**YOUR INSTRUCTIONS**
Count every line where "Year" occurs. Give the total alone.

*****

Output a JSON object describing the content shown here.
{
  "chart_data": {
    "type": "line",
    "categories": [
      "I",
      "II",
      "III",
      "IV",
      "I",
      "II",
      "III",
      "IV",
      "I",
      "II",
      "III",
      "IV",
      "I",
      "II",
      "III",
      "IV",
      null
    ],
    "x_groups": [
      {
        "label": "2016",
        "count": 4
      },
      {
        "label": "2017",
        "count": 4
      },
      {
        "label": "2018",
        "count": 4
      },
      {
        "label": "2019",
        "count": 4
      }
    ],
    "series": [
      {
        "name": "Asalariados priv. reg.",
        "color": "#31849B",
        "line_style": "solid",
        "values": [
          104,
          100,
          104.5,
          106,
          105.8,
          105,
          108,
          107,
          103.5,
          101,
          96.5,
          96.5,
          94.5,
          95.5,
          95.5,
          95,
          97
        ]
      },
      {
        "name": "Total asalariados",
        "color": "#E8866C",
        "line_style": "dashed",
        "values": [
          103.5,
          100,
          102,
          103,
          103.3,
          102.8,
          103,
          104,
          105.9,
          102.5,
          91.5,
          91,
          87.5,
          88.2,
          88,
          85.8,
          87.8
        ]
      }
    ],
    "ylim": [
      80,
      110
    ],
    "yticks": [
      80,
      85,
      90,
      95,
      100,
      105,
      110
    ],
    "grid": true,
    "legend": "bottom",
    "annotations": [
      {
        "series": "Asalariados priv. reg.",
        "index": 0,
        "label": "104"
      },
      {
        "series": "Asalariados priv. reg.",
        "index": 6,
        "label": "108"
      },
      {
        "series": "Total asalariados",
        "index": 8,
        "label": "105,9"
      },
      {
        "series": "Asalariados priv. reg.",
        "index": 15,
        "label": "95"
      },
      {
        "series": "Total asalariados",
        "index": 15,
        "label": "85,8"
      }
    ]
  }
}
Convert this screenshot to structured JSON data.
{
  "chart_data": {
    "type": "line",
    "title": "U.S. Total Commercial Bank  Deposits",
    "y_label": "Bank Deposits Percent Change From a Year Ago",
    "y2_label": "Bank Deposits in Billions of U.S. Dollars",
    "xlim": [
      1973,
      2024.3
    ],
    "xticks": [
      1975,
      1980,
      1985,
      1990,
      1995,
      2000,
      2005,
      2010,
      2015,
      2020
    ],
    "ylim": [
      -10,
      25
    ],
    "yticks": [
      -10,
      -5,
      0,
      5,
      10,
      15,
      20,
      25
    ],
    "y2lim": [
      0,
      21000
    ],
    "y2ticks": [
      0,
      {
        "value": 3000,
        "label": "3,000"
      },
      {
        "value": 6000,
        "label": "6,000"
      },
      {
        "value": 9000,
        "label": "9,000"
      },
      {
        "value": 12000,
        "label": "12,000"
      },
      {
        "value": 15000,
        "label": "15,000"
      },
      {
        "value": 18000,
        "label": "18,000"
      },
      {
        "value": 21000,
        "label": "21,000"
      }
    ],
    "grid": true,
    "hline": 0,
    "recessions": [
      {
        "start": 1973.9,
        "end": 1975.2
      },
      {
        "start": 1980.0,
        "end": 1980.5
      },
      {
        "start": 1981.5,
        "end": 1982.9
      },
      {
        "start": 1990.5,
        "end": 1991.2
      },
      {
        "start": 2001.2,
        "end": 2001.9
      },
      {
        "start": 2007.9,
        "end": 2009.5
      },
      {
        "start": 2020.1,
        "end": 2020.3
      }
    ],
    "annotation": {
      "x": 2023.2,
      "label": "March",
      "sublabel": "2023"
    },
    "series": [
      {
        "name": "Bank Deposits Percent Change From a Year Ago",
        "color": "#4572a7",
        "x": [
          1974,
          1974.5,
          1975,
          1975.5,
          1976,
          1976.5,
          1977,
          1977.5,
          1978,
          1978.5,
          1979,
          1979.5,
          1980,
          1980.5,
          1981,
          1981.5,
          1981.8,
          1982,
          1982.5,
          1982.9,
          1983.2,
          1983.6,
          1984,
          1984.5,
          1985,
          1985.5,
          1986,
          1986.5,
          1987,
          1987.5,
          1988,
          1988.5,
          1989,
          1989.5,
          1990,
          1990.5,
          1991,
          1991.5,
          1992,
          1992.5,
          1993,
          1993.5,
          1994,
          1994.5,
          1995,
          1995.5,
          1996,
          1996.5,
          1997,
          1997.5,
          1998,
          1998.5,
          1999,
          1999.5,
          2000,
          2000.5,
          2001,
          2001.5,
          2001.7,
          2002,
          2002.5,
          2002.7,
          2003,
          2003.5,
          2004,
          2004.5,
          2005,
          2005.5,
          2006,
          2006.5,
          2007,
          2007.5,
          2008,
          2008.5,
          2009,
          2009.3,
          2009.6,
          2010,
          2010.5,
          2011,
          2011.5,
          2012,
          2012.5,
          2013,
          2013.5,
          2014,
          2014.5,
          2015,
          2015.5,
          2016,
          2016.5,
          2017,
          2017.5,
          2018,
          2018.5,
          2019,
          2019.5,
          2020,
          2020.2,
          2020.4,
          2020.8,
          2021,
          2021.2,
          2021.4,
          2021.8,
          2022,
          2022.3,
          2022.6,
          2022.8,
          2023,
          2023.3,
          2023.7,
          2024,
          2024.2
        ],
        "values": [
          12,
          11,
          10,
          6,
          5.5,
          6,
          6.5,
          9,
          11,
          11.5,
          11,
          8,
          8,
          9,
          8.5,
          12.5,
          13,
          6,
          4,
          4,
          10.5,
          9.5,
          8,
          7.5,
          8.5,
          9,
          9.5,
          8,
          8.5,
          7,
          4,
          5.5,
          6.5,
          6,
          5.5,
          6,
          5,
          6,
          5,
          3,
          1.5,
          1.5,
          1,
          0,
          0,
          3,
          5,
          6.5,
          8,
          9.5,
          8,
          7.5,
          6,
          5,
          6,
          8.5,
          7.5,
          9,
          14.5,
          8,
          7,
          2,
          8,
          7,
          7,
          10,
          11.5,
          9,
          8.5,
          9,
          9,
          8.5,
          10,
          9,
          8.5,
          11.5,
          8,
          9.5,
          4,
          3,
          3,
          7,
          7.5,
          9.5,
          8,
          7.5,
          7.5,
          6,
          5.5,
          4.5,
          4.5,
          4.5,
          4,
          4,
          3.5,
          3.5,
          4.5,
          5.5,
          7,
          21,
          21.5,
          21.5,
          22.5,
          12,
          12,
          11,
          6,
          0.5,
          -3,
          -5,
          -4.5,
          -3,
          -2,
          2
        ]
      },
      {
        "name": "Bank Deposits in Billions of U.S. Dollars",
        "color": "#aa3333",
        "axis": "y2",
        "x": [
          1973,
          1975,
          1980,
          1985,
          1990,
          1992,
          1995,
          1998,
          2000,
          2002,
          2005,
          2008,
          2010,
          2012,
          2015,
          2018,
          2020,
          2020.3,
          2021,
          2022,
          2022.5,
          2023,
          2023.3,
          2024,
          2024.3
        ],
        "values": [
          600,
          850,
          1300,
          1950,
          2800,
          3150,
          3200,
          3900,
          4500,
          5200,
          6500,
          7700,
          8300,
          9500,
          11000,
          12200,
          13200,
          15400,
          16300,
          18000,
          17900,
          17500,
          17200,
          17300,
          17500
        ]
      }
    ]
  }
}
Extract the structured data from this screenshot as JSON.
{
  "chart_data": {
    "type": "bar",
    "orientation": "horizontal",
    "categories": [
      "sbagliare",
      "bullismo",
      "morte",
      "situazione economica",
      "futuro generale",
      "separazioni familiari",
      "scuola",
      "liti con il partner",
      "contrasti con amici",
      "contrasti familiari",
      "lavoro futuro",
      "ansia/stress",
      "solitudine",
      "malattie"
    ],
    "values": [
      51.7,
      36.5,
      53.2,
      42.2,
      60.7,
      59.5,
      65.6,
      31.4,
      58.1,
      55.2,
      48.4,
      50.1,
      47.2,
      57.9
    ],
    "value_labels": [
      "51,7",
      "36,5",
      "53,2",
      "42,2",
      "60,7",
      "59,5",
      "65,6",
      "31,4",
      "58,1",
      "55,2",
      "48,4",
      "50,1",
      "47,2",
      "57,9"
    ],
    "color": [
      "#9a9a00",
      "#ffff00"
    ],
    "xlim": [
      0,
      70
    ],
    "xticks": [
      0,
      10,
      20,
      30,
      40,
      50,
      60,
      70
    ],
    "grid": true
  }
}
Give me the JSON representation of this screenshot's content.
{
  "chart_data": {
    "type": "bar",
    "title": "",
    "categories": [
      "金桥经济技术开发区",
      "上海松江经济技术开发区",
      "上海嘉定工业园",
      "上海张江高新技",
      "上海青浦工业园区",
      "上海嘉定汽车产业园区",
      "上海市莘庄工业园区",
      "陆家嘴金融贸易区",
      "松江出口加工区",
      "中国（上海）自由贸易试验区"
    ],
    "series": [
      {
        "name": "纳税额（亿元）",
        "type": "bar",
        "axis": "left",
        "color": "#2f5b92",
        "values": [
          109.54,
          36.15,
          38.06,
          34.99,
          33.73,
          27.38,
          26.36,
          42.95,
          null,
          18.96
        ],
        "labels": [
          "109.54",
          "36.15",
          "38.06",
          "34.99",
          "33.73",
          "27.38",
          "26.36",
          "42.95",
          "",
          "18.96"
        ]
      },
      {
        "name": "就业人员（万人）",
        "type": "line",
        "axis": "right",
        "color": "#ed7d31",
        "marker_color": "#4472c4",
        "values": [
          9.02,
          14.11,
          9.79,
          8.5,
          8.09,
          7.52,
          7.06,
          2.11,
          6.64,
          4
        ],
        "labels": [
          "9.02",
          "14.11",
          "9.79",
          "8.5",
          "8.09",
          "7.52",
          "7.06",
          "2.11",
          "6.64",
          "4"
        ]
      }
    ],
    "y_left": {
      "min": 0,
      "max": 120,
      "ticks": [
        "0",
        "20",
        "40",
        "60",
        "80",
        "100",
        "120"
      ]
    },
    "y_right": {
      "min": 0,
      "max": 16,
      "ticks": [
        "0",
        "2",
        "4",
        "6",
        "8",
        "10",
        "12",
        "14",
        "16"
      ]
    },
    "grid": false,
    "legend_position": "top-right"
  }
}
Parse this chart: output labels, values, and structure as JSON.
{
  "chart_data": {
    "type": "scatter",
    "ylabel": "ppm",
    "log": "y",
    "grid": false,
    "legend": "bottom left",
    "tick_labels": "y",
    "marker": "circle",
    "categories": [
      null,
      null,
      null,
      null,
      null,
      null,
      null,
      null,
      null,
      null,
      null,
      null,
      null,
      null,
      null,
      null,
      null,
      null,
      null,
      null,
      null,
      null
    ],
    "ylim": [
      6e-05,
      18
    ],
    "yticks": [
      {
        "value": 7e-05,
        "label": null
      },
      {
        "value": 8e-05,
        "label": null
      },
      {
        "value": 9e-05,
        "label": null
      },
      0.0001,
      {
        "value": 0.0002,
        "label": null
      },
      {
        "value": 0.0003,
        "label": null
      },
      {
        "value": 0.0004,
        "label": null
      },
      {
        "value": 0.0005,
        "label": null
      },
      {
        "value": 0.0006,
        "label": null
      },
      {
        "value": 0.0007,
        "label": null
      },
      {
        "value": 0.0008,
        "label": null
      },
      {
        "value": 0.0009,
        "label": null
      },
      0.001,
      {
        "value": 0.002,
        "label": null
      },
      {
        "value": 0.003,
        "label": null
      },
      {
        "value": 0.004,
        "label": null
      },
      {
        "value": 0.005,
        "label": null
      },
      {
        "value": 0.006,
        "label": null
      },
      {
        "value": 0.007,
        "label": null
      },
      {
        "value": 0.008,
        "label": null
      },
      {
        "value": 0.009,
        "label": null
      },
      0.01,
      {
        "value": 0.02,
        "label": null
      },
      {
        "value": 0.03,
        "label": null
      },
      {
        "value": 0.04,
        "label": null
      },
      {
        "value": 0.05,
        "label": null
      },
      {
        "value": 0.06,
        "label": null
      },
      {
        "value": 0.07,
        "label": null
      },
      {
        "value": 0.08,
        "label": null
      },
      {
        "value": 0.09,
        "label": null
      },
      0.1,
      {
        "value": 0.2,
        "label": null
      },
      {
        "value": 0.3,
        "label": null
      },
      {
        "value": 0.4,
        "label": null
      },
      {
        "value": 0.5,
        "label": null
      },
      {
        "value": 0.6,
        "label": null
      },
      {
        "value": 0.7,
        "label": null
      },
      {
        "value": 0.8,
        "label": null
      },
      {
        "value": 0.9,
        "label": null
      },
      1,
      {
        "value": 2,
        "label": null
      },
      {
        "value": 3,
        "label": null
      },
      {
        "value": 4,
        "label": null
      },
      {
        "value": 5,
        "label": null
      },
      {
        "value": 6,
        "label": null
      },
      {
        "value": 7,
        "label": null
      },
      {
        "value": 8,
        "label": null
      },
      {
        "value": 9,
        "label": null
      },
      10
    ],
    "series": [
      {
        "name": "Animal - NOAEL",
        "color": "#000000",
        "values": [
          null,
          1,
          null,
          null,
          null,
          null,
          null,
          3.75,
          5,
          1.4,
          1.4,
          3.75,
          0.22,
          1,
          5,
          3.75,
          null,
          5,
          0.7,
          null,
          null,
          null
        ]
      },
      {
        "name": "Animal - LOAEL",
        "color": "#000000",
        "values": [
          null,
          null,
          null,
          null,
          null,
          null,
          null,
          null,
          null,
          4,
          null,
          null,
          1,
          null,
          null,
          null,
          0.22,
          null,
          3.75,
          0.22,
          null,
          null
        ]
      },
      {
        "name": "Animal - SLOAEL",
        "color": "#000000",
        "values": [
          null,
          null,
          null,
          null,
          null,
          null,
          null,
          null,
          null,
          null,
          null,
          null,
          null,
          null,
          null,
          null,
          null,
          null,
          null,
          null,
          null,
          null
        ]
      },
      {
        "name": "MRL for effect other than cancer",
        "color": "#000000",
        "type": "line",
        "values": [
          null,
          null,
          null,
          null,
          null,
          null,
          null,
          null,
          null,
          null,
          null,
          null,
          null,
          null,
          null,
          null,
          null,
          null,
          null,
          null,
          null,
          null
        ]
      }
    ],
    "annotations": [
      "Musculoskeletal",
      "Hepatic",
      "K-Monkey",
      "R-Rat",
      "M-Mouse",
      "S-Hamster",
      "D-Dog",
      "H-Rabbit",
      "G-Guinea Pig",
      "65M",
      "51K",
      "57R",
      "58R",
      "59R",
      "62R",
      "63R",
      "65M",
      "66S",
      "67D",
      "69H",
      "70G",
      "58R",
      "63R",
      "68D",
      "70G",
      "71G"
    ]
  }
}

*****

**OUTPUT BELOW**
2